Rows from a figure dataset:
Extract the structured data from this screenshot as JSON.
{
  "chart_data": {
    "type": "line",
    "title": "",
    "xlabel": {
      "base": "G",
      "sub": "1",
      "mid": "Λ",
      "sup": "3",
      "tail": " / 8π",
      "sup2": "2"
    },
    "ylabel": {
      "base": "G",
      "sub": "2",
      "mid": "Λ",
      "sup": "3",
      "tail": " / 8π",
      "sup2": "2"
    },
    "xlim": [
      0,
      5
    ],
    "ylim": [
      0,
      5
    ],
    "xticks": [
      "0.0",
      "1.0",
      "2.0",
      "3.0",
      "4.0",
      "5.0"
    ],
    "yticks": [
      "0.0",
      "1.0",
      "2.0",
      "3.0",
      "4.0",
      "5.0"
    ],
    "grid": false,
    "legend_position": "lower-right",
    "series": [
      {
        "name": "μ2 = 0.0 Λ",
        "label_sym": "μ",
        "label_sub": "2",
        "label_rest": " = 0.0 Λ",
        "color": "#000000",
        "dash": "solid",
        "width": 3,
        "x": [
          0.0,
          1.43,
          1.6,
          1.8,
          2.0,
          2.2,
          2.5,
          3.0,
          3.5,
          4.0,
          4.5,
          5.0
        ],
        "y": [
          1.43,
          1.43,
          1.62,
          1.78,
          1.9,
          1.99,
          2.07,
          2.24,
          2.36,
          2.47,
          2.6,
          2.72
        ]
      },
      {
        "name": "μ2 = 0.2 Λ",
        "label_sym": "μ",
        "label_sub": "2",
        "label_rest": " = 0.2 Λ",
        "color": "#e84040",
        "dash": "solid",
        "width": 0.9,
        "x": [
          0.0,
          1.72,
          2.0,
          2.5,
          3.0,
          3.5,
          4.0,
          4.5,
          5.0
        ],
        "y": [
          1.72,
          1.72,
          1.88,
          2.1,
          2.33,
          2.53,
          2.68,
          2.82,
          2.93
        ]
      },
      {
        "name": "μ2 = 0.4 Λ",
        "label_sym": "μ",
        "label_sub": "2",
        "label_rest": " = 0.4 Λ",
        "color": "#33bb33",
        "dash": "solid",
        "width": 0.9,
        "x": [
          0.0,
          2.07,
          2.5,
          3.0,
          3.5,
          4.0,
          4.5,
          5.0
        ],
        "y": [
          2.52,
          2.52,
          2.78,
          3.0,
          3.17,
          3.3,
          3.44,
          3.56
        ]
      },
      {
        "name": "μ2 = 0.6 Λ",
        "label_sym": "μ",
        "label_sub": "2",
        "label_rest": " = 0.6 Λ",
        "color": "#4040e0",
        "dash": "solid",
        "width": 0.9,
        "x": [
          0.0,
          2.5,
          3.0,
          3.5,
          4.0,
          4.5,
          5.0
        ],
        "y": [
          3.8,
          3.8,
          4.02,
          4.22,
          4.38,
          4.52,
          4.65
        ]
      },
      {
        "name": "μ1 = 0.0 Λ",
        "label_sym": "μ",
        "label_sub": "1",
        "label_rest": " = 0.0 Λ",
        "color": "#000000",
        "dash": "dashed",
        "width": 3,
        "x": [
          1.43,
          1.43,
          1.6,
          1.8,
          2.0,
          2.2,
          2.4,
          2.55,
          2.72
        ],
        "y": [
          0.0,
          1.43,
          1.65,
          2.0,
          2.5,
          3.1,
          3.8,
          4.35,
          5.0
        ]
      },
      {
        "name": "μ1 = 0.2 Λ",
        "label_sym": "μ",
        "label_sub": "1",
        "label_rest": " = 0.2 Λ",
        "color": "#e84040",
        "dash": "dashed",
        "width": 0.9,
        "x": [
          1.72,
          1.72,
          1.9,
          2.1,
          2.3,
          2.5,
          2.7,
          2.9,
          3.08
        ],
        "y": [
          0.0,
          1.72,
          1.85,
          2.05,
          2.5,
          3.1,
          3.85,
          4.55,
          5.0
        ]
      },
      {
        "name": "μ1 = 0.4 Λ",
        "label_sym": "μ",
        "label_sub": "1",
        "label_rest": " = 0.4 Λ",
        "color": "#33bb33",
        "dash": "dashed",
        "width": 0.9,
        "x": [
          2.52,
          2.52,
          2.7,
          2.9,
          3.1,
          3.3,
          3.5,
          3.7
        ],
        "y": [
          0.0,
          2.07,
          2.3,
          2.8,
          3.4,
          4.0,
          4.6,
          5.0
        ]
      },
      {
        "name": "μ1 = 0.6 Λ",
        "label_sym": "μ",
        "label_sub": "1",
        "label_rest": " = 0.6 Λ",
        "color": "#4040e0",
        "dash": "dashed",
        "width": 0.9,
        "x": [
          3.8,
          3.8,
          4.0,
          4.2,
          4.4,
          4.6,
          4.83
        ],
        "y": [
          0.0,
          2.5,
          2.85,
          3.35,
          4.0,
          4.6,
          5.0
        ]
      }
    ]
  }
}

Work to be completed: Search the records above for the string "name". Copy every line that contains it.

Exercise answer:
        "name": "μ2 = 0.0 Λ",
        "name": "μ2 = 0.2 Λ",
        "name": "μ2 = 0.4 Λ",
        "name": "μ2 = 0.6 Λ",
        "name": "μ1 = 0.0 Λ",
        "name": "μ1 = 0.2 Λ",
        "name": "μ1 = 0.4 Λ",
        "name": "μ1 = 0.6 Λ",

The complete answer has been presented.